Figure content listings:

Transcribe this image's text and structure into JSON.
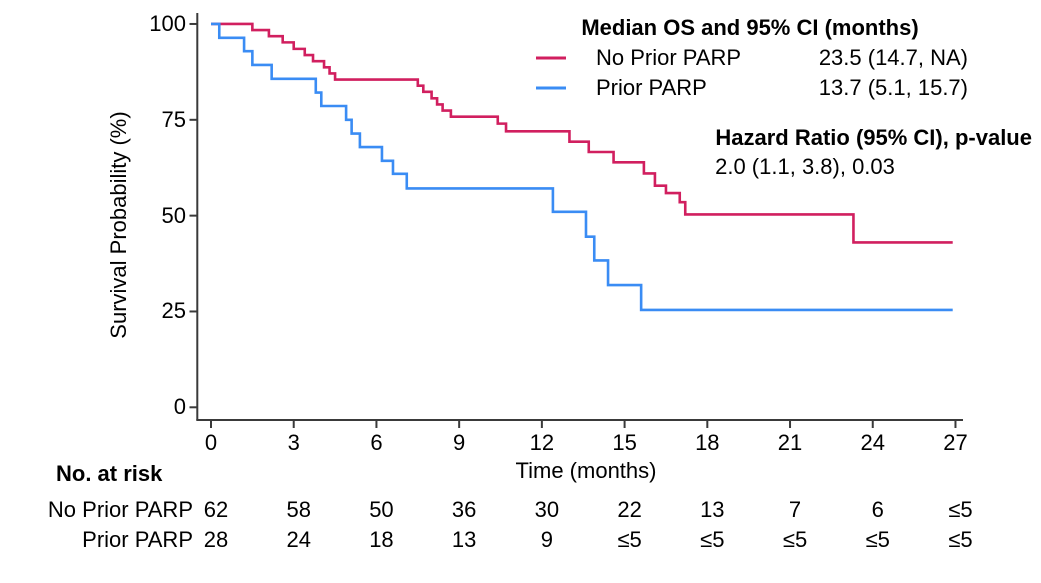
{
  "chart_data": {
    "type": "line",
    "subtype": "kaplan-meier-step",
    "title": "",
    "xlabel": "Time (months)",
    "ylabel": "Survival Probability (%)",
    "xlim": [
      0,
      27
    ],
    "ylim": [
      0,
      100
    ],
    "x_ticks": [
      0,
      3,
      6,
      9,
      12,
      15,
      18,
      21,
      24,
      27
    ],
    "y_ticks": [
      0,
      25,
      50,
      75,
      100
    ],
    "grid": "off",
    "legend": {
      "title": "Median OS and 95% CI (months)",
      "position": "top-right"
    },
    "annotations": {
      "hazard_title": "Hazard Ratio (95% CI), p-value",
      "hazard_value": "2.0 (1.1, 3.8), 0.03"
    },
    "series": [
      {
        "name": "No Prior PARP",
        "color": "#d11f5f",
        "median_os": "23.5 (14.7, NA)",
        "end_time": 26.9,
        "steps": [
          [
            0,
            100
          ],
          [
            1.5,
            98.4
          ],
          [
            2.1,
            96.8
          ],
          [
            2.6,
            95.2
          ],
          [
            3.0,
            93.5
          ],
          [
            3.4,
            91.9
          ],
          [
            3.7,
            90.3
          ],
          [
            4.1,
            88.7
          ],
          [
            4.3,
            87.1
          ],
          [
            4.5,
            85.5
          ],
          [
            7.5,
            83.9
          ],
          [
            7.7,
            82.3
          ],
          [
            8.0,
            80.6
          ],
          [
            8.2,
            79.0
          ],
          [
            8.4,
            77.4
          ],
          [
            8.7,
            75.8
          ],
          [
            10.4,
            74.0
          ],
          [
            10.7,
            72.0
          ],
          [
            13.0,
            69.3
          ],
          [
            13.7,
            66.6
          ],
          [
            14.6,
            63.9
          ],
          [
            15.7,
            61.0
          ],
          [
            16.1,
            57.8
          ],
          [
            16.5,
            55.9
          ],
          [
            17.0,
            53.5
          ],
          [
            17.2,
            50.3
          ],
          [
            23.3,
            43.0
          ]
        ]
      },
      {
        "name": "Prior PARP",
        "color": "#3a8cf4",
        "median_os": "13.7 (5.1, 15.7)",
        "end_time": 26.9,
        "steps": [
          [
            0,
            100
          ],
          [
            0.3,
            96.4
          ],
          [
            1.2,
            92.9
          ],
          [
            1.5,
            89.3
          ],
          [
            2.2,
            85.7
          ],
          [
            3.8,
            82.1
          ],
          [
            4.0,
            78.6
          ],
          [
            4.9,
            75.0
          ],
          [
            5.1,
            71.4
          ],
          [
            5.4,
            67.9
          ],
          [
            6.2,
            64.3
          ],
          [
            6.6,
            60.9
          ],
          [
            7.1,
            57.1
          ],
          [
            12.4,
            51.0
          ],
          [
            13.6,
            44.5
          ],
          [
            13.9,
            38.3
          ],
          [
            14.4,
            31.9
          ],
          [
            15.6,
            25.4
          ]
        ]
      }
    ],
    "risk_table": {
      "title": "No. at risk",
      "time_points": [
        0,
        3,
        6,
        9,
        12,
        15,
        18,
        21,
        24,
        27
      ],
      "rows": [
        {
          "label": "No Prior PARP",
          "counts": [
            "62",
            "58",
            "50",
            "36",
            "30",
            "22",
            "13",
            "7",
            "6",
            "≤5"
          ]
        },
        {
          "label": "Prior PARP",
          "counts": [
            "28",
            "24",
            "18",
            "13",
            "9",
            "≤5",
            "≤5",
            "≤5",
            "≤5",
            "≤5"
          ]
        }
      ]
    },
    "colors": {
      "no_prior_parp": "#d11f5f",
      "prior_parp": "#3a8cf4",
      "axis": "#3a3a3a",
      "text": "#000000"
    }
  }
}
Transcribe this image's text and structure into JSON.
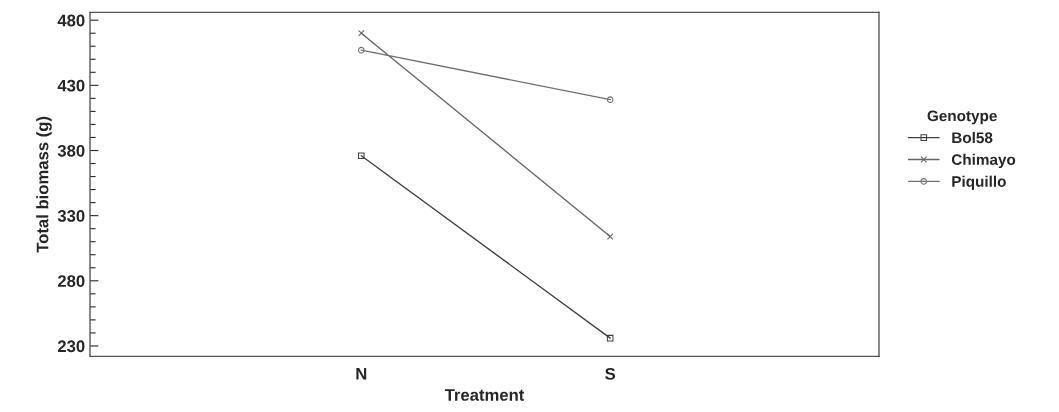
{
  "chart_data": {
    "type": "line",
    "xlabel": "Treatment",
    "ylabel": "Total biomass (g)",
    "legend_title": "Genotype",
    "legend": "right",
    "grid": false,
    "categories": [
      "N",
      "S"
    ],
    "ylim": [
      222,
      486
    ],
    "yticks": [
      230,
      {
        "value": 240,
        "label": null
      },
      {
        "value": 250,
        "label": null
      },
      {
        "value": 260,
        "label": null
      },
      {
        "value": 270,
        "label": null
      },
      280,
      {
        "value": 290,
        "label": null
      },
      {
        "value": 300,
        "label": null
      },
      {
        "value": 310,
        "label": null
      },
      {
        "value": 320,
        "label": null
      },
      330,
      {
        "value": 340,
        "label": null
      },
      {
        "value": 350,
        "label": null
      },
      {
        "value": 360,
        "label": null
      },
      {
        "value": 370,
        "label": null
      },
      380,
      {
        "value": 390,
        "label": null
      },
      {
        "value": 400,
        "label": null
      },
      {
        "value": 410,
        "label": null
      },
      {
        "value": 420,
        "label": null
      },
      430,
      {
        "value": 440,
        "label": null
      },
      {
        "value": 450,
        "label": null
      },
      {
        "value": 460,
        "label": null
      },
      {
        "value": 470,
        "label": null
      },
      480
    ],
    "series": [
      {
        "name": "Bol58",
        "color": "#404040",
        "marker": "square",
        "values": [
          376,
          236
        ]
      },
      {
        "name": "Chimayo",
        "color": "#666666",
        "marker": "cross",
        "values": [
          470,
          314
        ]
      },
      {
        "name": "Piquillo",
        "color": "#707070",
        "marker": "circle",
        "values": [
          457,
          419
        ]
      }
    ]
  }
}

• Brief:
Gather each line of the listing containing the word "name" and show it.

• The result:
        "name": "No Prior PARP",
        "name": "Prior PARP",
        "name": "Bol58",
        "name": "Chimayo",
        "name": "Piquillo",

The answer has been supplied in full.